:: Selected excerpt ::

<<<<

Once this is all set up, it is pretty easy to maintain. You need:

1. Each time your travel, add to your weekly to-do list to make sure you got the mileage credit for your trip. This is also an excellent time to check that particular airline is up to date in whatever system you used to keep track (so for me, that is Tripit Pro).

2. Set up a system that reminds you when your mileage is about to expire. Instead of setting up reminders for each expiration, I set one reminder for the next expiration date, and then I reset the reminder for the one after that once the first reminder is dealt with.

Performance notes


Here are some things I've learned over the years that reduce the amount of time this all takes.


1. Never throw out your boarding passes until the mileage has been credited.


2. Make sure to put the mileage number in the system when the ticket is bought because doing it afterward is a huge pain. But if you can't put in your mileage information when you buy the ticket for some reason, don't try to do it through the mileage claim system. It asks you for a million super annoying things and never works if you were on a partner airline. Instead, just send a message to the airline through their website - include pictures of the boarding passes and your itinerary. If you flew directly on that airline, just call them. They can update it immediately, so you don't have to make a note for yourself to check it later.

>>>>

:: Tasks to complete ::
[1] According to the airline mileage notes, what should you never throw out until the mileage has been credited?
[2] Carry on the airline mileage notes from where they stop, in the same voice.

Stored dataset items
<<<<

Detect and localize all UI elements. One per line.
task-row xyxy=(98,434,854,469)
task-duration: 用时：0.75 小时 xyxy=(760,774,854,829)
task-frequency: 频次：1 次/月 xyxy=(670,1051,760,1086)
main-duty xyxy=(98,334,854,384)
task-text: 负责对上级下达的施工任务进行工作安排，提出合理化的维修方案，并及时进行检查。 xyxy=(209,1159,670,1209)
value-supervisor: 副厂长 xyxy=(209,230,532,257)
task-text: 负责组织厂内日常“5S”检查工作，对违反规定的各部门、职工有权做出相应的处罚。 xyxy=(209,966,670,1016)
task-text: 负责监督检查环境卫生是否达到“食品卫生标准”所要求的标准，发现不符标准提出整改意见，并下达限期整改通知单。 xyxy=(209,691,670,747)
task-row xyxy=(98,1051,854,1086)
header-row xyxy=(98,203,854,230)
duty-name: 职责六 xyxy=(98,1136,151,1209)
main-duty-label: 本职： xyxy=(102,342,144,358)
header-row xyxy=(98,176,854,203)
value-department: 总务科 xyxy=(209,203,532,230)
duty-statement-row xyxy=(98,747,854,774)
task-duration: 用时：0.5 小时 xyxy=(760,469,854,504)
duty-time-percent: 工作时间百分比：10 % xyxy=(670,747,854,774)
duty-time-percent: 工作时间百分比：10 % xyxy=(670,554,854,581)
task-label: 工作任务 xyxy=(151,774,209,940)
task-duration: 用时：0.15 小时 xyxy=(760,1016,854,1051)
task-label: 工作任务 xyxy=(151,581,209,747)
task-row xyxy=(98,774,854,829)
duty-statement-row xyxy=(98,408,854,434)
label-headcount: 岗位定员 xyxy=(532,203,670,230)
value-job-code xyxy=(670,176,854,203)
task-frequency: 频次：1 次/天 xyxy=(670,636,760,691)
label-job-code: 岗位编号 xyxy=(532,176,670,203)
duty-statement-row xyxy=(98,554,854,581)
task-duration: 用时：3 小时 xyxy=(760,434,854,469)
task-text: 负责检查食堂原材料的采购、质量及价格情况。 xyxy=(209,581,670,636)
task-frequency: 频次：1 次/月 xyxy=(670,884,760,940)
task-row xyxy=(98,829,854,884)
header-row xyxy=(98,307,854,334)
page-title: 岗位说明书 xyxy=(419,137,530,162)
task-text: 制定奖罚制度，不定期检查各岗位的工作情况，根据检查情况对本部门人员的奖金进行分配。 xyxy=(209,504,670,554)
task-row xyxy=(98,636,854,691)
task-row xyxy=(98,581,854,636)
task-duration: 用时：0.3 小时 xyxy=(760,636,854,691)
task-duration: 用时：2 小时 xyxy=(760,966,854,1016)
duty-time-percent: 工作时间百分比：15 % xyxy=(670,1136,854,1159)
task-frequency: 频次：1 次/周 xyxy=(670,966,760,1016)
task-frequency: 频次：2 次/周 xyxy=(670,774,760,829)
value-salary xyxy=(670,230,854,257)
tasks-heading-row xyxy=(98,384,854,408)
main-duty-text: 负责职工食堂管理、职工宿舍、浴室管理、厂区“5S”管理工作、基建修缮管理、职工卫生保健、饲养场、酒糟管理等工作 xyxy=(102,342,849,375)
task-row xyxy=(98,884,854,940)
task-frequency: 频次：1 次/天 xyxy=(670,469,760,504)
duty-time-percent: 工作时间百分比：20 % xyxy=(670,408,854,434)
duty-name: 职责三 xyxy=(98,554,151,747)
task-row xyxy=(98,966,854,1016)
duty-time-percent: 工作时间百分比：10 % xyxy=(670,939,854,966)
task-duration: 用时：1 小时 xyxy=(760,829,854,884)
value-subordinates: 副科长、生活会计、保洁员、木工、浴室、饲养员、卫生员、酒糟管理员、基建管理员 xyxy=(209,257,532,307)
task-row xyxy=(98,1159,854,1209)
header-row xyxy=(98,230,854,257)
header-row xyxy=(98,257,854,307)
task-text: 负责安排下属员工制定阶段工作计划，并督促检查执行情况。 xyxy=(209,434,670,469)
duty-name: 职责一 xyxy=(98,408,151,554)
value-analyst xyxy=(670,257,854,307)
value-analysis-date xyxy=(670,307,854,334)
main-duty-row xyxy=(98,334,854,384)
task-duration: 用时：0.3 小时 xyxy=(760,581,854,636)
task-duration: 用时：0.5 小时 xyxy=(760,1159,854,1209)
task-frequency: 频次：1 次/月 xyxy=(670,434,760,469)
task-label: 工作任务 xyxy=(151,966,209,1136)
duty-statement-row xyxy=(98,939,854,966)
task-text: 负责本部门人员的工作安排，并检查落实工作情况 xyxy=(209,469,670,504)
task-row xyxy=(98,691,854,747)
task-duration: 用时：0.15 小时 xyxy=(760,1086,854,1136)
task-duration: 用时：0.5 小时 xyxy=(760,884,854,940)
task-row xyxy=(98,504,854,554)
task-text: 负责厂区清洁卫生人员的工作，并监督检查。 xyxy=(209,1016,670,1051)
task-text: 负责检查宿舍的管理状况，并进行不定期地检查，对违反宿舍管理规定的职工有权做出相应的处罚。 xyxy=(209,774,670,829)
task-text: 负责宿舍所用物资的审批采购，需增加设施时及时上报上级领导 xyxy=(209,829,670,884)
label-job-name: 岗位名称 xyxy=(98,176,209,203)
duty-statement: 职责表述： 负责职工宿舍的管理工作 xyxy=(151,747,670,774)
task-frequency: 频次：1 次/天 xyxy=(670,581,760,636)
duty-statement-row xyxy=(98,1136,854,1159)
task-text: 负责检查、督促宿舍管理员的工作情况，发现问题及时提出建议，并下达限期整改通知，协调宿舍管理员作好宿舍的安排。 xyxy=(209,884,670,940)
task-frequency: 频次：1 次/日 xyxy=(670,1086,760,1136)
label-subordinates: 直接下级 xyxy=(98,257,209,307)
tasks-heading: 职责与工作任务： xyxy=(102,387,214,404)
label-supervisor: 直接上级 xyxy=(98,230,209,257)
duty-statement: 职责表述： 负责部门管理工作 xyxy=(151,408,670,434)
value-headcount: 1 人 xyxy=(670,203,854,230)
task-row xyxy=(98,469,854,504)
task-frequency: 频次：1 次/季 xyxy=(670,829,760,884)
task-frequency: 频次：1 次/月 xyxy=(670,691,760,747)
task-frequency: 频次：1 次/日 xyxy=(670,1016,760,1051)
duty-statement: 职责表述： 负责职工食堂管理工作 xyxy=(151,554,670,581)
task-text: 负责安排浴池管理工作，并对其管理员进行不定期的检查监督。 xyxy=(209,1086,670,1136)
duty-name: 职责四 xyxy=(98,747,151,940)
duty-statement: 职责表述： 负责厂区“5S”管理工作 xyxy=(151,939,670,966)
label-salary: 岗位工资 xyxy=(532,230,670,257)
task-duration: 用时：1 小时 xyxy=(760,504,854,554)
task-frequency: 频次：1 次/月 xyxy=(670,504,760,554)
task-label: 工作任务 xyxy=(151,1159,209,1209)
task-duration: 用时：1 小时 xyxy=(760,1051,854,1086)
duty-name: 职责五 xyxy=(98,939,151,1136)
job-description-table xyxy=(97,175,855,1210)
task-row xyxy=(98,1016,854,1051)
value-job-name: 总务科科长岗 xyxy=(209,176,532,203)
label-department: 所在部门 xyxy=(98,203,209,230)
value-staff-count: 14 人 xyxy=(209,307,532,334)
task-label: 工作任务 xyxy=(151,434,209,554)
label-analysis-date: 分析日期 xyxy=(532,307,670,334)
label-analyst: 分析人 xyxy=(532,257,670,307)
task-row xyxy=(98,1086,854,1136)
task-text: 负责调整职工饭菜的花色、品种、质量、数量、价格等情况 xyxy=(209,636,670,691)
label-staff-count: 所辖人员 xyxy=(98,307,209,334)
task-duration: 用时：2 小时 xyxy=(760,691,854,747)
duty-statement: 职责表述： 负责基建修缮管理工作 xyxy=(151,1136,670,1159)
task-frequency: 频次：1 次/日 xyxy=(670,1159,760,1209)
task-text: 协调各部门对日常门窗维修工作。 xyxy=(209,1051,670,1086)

>>>>

:: Answers for each item ::
[1] Your boarding passes.

[2]
Here are direct emails that have worked for me in the past to get my miles:

American Airlines: AAdvantage.Customer.Svc@aa.com

British Airways: Callba.loyalty@ba.com

Hertz: frequent_travelers@hertz.com

United: mileageplus@united.com


3. If you think because all partner airlines award you the same mileage for a trip, think again! They can be an order of magnitude different. I learned this when my family and I flew on Qantas in December 2019. On the way there, I had put in my British airways number. On the way back, my American Airlines number. And my husband and kids used Qantas numbers. British Airways was by far the worst. If one partner airline doesn't give you credit (looking at you BA), that doesn't mean it won't work on another (thanks American Airlines!). So if this matters to you, call and ask how many miles each will credit you before you decide who to submit it to.


4. Redeeming miles. Different airlines may require a different amount of miles for THE SAME FLIGHT. Ever notice that airlines may list their partner airlines on their website? Like if you are flying to Europe, you may buy your ticket on United.com and it says the flight is operated by Lufthansa. Well, if you have miles on both Lufthansa AND United, check most websites to see how many miles they want for the flight. British Airways usually wanted half the miles American Airlines did for the same flight!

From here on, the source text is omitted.